◆ **Instruções do exercício**: Traduza para o inglês a seguinte frase do resumo sobre a pesca artesanal no rio Tocantins: "A pesca artesanal depende não apenas do acesso aos pesqueiros, mas também de conexões que permitem conservar e comercializar a captura."

ALÉM DOS PESQUEIROS: CONECTIVIDADE DE TRANSPORTE, ACESSO FUNCIONAL E DISRUPÇÃO DOS MEIOS DE VIDA EM UMA PESCARIA ARTESANAL CONTINENTAL (RIO TOCANTINS, BRASIL)
DOI:
https://doi.org/10.18817/repesca.v17i1.4682Palabras clave:
infraestrutura rodoviária, pós-captura, cadeia produtiva do pescado, comercialização, colapso de ponte, segurança de rendaResumen
A pesca artesanal depende não apenas do acesso aos pesqueiros, mas também de conexões que permitem conservar e comercializar a captura. O objetivo do estudo foi avaliar como o colapso da Ponte JK reverberou no acesso funcional de 420 pescadores profissionais artesanais de quatro municípios e dois estados. A dependência prévia foi classificada em inexistente para fins pesqueiros, ocasional ou frequente. Cinco domínios autorreferidos dos meios de vida como renda, continuidade do trabalho, conservação do pescado, custo de operação e vínculo com compradores foram analisados por regressão utilizando distribuição de Poisson. Como resultado, a redução de renda, interrupção da pesca, perda de compradores, deterioração do pescado e aumento dos custos de transporte foram relatados por 98,6%, 97,6%, 97,1%, 91,0% e 86,2%, respectivamente. A ocorrência simultânea dos cinco domínios aumentou de 48,8% para 73,9% e 92,5% entre as três categorias e as razões de prevalência ajustadas foram 1,52 e 1,87 para dependência ocasional e frequente. Entre vendedores interestaduais, a deterioração atingiu 98,9%. Os resultados indicam que infraestrutura externa à água pode integrar o acesso funcional à pescaria ao conectar captura, conservação e mercado, e sustentam a inclusão de conservação pós-captura, rotas de escoamento e travessias nos planos de contingência para regiões pesqueiras.

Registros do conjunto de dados
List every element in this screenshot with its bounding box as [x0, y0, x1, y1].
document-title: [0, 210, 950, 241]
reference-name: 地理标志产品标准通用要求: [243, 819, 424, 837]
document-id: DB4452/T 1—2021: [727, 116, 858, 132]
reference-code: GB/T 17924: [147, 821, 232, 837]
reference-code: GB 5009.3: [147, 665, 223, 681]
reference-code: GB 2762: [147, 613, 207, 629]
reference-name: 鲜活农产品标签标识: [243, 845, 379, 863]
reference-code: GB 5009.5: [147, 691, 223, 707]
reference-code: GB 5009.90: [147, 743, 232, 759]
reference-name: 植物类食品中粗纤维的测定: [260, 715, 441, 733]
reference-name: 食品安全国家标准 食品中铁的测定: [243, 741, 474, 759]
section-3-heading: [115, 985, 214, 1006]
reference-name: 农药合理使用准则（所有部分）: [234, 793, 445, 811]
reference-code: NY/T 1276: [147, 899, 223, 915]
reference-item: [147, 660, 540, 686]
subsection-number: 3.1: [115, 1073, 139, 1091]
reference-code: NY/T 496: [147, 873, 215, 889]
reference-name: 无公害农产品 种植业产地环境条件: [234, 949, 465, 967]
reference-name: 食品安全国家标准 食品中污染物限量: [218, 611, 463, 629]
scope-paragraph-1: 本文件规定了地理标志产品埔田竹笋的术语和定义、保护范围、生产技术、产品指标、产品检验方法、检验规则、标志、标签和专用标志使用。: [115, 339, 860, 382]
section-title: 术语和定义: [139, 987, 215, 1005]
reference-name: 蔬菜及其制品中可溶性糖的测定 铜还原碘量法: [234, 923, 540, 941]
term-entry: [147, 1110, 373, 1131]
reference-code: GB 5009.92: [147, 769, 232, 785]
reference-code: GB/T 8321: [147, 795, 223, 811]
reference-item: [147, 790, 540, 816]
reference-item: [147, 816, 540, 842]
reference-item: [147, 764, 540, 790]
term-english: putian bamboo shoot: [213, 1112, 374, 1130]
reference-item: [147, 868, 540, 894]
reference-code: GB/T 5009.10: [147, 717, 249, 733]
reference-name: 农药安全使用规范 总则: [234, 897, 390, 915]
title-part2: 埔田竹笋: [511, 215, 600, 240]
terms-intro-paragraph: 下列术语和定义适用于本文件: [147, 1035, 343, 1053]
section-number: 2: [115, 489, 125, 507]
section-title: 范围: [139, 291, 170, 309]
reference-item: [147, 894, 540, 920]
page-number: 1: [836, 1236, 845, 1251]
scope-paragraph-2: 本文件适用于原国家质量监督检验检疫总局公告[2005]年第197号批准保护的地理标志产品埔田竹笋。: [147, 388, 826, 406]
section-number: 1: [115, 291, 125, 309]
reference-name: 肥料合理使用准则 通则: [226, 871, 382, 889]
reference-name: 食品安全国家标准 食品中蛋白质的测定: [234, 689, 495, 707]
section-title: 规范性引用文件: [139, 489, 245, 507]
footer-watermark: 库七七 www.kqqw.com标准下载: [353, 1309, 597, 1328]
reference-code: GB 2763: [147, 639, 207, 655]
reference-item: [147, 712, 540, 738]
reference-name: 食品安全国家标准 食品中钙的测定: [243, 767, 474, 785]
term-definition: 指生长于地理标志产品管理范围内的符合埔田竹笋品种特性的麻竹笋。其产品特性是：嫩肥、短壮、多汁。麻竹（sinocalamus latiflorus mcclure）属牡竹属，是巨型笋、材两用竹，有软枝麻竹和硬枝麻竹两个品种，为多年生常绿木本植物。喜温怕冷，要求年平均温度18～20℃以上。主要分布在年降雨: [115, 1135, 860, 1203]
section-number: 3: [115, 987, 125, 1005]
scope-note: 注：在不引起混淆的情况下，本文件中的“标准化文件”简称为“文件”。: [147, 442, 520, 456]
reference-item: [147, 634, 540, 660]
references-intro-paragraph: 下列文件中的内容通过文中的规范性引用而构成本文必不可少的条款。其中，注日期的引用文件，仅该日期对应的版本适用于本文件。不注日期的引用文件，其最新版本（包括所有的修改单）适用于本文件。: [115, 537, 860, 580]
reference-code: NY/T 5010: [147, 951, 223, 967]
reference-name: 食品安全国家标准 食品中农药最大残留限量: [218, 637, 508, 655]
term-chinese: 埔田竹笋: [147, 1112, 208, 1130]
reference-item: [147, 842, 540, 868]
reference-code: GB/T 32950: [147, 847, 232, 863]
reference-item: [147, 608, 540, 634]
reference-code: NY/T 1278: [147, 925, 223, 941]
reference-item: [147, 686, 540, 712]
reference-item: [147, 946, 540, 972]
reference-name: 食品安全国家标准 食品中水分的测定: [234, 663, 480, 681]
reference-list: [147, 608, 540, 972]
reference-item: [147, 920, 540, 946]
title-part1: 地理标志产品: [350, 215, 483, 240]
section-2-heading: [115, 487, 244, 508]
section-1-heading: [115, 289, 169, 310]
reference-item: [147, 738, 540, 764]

◆ **Área de resposta**: Artisanal fishing depends not only on access to fishing grounds but also on connections that make it possible to preserve and sell the catch.